Do this: Transcribe the material exactly. Images do not belong in the copy.
━━ Task material
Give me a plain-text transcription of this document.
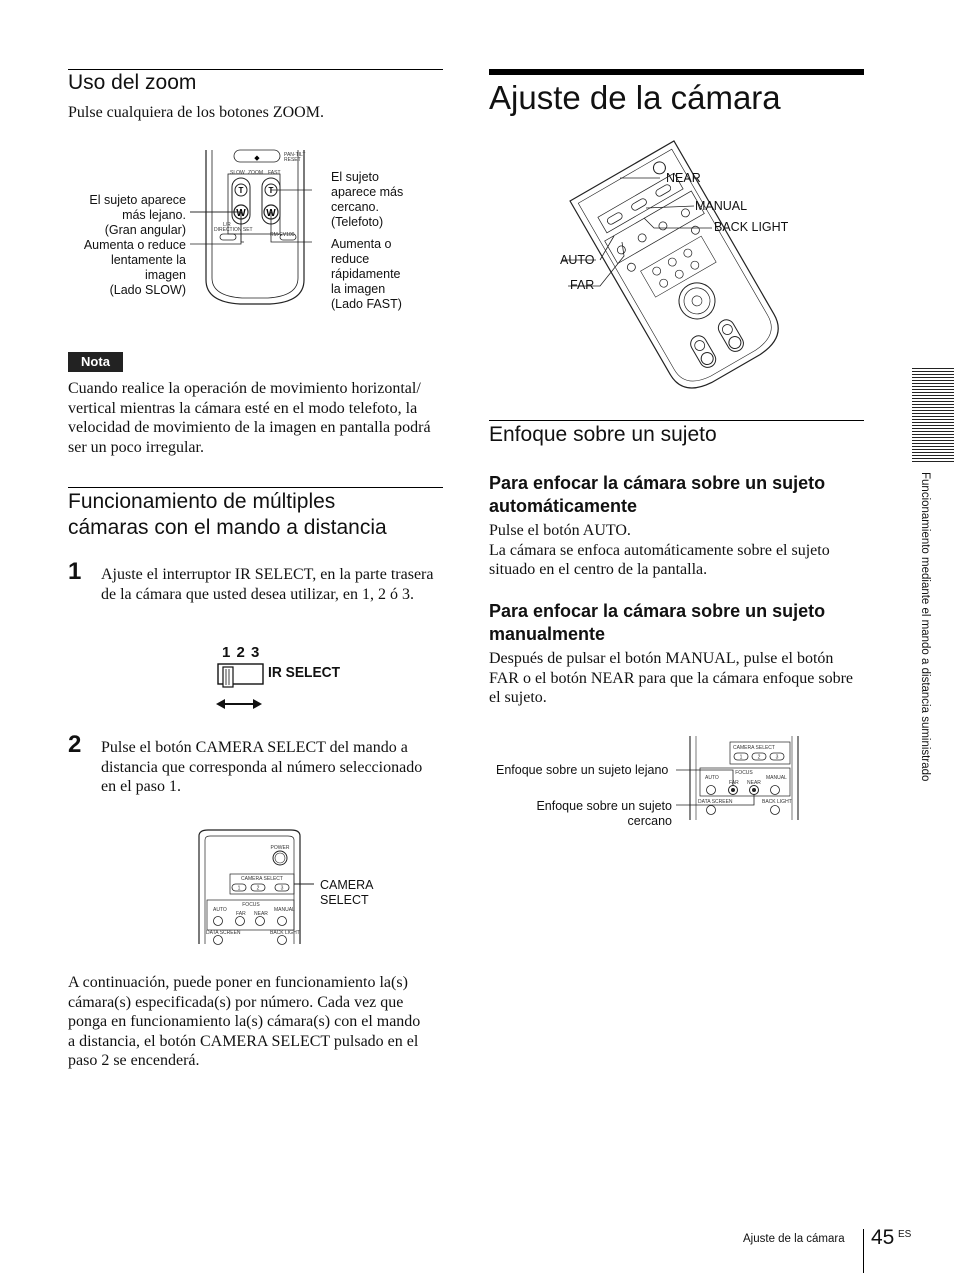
Uso del zoom

Pulse cualquiera de los botones ZOOM.

◆
T
W
T
W
SLOW ZOOM FAST
PAN-TILT
RESET
L/R
DIRECTION SET
RM-EV100
El sujeto aparece
más lejano.
(Gran angular)
Aumenta o reduce
lentamente la
imagen
(Lado SLOW)
El sujeto
aparece más
cercano.
(Telefoto)
Aumenta o
reduce
rápidamente
la imagen
(Lado FAST)
Nota
Cuando realice la operación de movimiento horizontal/
vertical mientras la cámara esté en el modo telefoto, la
velocidad de movimiento de la imagen en pantalla podrá
ser un poco irregular.
Funcionamiento de múltiples
cámaras con el mando a distancia
1 Ajuste el interruptor IR SELECT, en la parte trasera
de la cámara que usted desea utilizar, en 1, 2 ó 3.
1 2 3
IR SELECT
2 Pulse el botón CAMERA SELECT del mando a
distancia que corresponda al número seleccionado
en el paso 1.
POWER
CAMERA SELECT
1	2	3
FOCUS
AUTO	MANUAL
FAR NEAR
DATA SCREEN	BACK LIGHT
CAMERA
SELECT
A continuación, puede poner en funcionamiento la(s)
cámara(s) especificada(s) por número. Cada vez que
ponga en funcionamiento la(s) cámara(s) con el mando
a distancia, el botón CAMERA SELECT pulsado en el
paso 2 se encenderá.
Ajuste de la cámara
NEAR
MANUAL
BACK LIGHT
AUTO
FAR
Enfoque sobre un sujeto
Para enfocar la cámara sobre un sujeto
automáticamente
Pulse el botón AUTO.
La cámara se enfoca automáticamente sobre el sujeto
situado en el centro de la pantalla.
Para enfocar la cámara sobre un sujeto
manualmente
Después de pulsar el botón MANUAL, pulse el botón
FAR o el botón NEAR para que la cámara enfoque sobre
el sujeto.
CAMERA SELECT
1	2	3
FOCUS
AUTO	MANUAL
FAR NEAR
DATA SCREEN	BACK LIGHT
Enfoque sobre un sujeto lejano
Enfoque sobre un sujeto
cercano
Funcionamiento mediante el mando a distancia suministrado
Ajuste de la cámara 45 ES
━━━━
Answer to this problem:
Give me a plain-text transcription of this document.
Uso del zoom

Pulse cualquiera de los botones ZOOM.

◆
T
W
T
W
SLOW ZOOM FAST
PAN-TILT
RESET
L/R
DIRECTION SET
RM-EV100
El sujeto aparece
más lejano.
(Gran angular)
Aumenta o reduce
lentamente la
imagen
(Lado SLOW)
El sujeto
aparece más
cercano.
(Telefoto)
Aumenta o
reduce
rápidamente
la imagen
(Lado FAST)
Nota
Cuando realice la operación de movimiento horizontal/
vertical mientras la cámara esté en el modo telefoto, la
velocidad de movimiento de la imagen en pantalla podrá
ser un poco irregular.
Funcionamiento de múltiples
cámaras con el mando a distancia
1 Ajuste el interruptor IR SELECT, en la parte trasera
de la cámara que usted desea utilizar, en 1, 2 ó 3.
1 2 3
IR SELECT
2 Pulse el botón CAMERA SELECT del mando a
distancia que corresponda al número seleccionado
en el paso 1.
POWER
CAMERA SELECT
1	2	3
FOCUS
AUTO	MANUAL
FAR NEAR
DATA SCREEN	BACK LIGHT
CAMERA
SELECT
A continuación, puede poner en funcionamiento la(s)
cámara(s) especificada(s) por número. Cada vez que
ponga en funcionamiento la(s) cámara(s) con el mando
a distancia, el botón CAMERA SELECT pulsado en el
paso 2 se encenderá.
Ajuste de la cámara
NEAR
MANUAL
BACK LIGHT
AUTO
FAR
Enfoque sobre un sujeto
Para enfocar la cámara sobre un sujeto
automáticamente
Pulse el botón AUTO.
La cámara se enfoca automáticamente sobre el sujeto
situado en el centro de la pantalla.
Para enfocar la cámara sobre un sujeto
manualmente
Después de pulsar el botón MANUAL, pulse el botón
FAR o el botón NEAR para que la cámara enfoque sobre
el sujeto.
CAMERA SELECT
1	2	3
FOCUS
AUTO	MANUAL
FAR NEAR
DATA SCREEN	BACK LIGHT
Enfoque sobre un sujeto lejano
Enfoque sobre un sujeto
cercano
Funcionamiento mediante el mando a distancia suministrado
Ajuste de la cámara 45 ES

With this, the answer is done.